What is being asked | Once you have read the listing below, write all of it out again exactly.
┌─ Records for the task
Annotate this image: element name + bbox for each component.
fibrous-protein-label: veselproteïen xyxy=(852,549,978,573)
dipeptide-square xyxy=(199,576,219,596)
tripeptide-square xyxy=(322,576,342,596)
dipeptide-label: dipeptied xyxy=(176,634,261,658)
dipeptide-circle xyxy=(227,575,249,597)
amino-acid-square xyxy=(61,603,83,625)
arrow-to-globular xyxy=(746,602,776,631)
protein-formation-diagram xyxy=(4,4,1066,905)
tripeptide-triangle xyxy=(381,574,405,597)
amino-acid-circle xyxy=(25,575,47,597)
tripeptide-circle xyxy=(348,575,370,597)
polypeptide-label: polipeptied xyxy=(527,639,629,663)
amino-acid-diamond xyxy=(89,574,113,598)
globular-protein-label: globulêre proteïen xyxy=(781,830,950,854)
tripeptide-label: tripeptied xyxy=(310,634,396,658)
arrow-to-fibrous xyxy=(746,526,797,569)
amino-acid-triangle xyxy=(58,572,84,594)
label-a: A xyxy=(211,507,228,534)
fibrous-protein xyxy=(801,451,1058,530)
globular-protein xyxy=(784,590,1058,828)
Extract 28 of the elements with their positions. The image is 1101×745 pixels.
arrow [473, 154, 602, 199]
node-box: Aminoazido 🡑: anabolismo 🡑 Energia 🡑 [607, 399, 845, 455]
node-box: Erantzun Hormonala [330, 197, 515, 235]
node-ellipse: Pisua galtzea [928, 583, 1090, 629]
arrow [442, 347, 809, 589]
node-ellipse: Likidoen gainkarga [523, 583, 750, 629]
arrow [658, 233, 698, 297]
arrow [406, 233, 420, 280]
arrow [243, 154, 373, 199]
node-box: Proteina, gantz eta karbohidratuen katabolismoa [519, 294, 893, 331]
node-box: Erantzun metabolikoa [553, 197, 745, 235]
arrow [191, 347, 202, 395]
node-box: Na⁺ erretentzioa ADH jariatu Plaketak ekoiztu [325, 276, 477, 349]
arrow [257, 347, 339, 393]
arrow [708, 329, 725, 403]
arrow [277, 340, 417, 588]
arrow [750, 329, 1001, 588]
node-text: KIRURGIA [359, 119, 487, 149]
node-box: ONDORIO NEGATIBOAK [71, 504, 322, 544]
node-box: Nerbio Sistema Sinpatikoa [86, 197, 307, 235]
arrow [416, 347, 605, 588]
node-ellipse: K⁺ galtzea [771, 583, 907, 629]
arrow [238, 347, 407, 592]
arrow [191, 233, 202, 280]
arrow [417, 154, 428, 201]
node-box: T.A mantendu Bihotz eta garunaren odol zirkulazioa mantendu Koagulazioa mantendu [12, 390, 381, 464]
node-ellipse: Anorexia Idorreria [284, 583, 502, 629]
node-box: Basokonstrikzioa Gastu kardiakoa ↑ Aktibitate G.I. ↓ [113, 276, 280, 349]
└─
Solution to the exercise |
Annotate this image: element name + bbox for each component.
fibrous-protein-label: veselproteïen xyxy=(852,549,978,573)
dipeptide-square xyxy=(199,576,219,596)
tripeptide-square xyxy=(322,576,342,596)
dipeptide-label: dipeptied xyxy=(176,634,261,658)
dipeptide-circle xyxy=(227,575,249,597)
amino-acid-square xyxy=(61,603,83,625)
arrow-to-globular xyxy=(746,602,776,631)
protein-formation-diagram xyxy=(4,4,1066,905)
tripeptide-triangle xyxy=(381,574,405,597)
amino-acid-circle xyxy=(25,575,47,597)
tripeptide-circle xyxy=(348,575,370,597)
polypeptide-label: polipeptied xyxy=(527,639,629,663)
amino-acid-diamond xyxy=(89,574,113,598)
globular-protein-label: globulêre proteïen xyxy=(781,830,950,854)
tripeptide-label: tripeptied xyxy=(310,634,396,658)
arrow-to-fibrous xyxy=(746,526,797,569)
amino-acid-triangle xyxy=(58,572,84,594)
label-a: A xyxy=(211,507,228,534)
fibrous-protein xyxy=(801,451,1058,530)
globular-protein xyxy=(784,590,1058,828)
Extract 28 of the elements with their positions. The image is 1101×745 pixels.
arrow [473, 154, 602, 199]
node-box: Aminoazido 🡑: anabolismo 🡑 Energia 🡑 [607, 399, 845, 455]
node-box: Erantzun Hormonala [330, 197, 515, 235]
node-ellipse: Pisua galtzea [928, 583, 1090, 629]
arrow [442, 347, 809, 589]
node-ellipse: Likidoen gainkarga [523, 583, 750, 629]
arrow [658, 233, 698, 297]
arrow [406, 233, 420, 280]
arrow [243, 154, 373, 199]
node-box: Proteina, gantz eta karbohidratuen katabolismoa [519, 294, 893, 331]
node-box: Erantzun metabolikoa [553, 197, 745, 235]
arrow [191, 347, 202, 395]
node-box: Na⁺ erretentzioa ADH jariatu Plaketak ekoiztu [325, 276, 477, 349]
arrow [257, 347, 339, 393]
arrow [708, 329, 725, 403]
arrow [277, 340, 417, 588]
arrow [750, 329, 1001, 588]
node-text: KIRURGIA [359, 119, 487, 149]
node-box: ONDORIO NEGATIBOAK [71, 504, 322, 544]
node-box: Nerbio Sistema Sinpatikoa [86, 197, 307, 235]
arrow [416, 347, 605, 588]
node-ellipse: K⁺ galtzea [771, 583, 907, 629]
arrow [238, 347, 407, 592]
arrow [191, 233, 202, 280]
arrow [417, 154, 428, 201]
node-box: T.A mantendu Bihotz eta garunaren odol zirkulazioa mantendu Koagulazioa mantendu [12, 390, 381, 464]
node-ellipse: Anorexia Idorreria [284, 583, 502, 629]
node-box: Basokonstrikzioa Gastu kardiakoa ↑ Aktibitate G.I. ↓ [113, 276, 280, 349]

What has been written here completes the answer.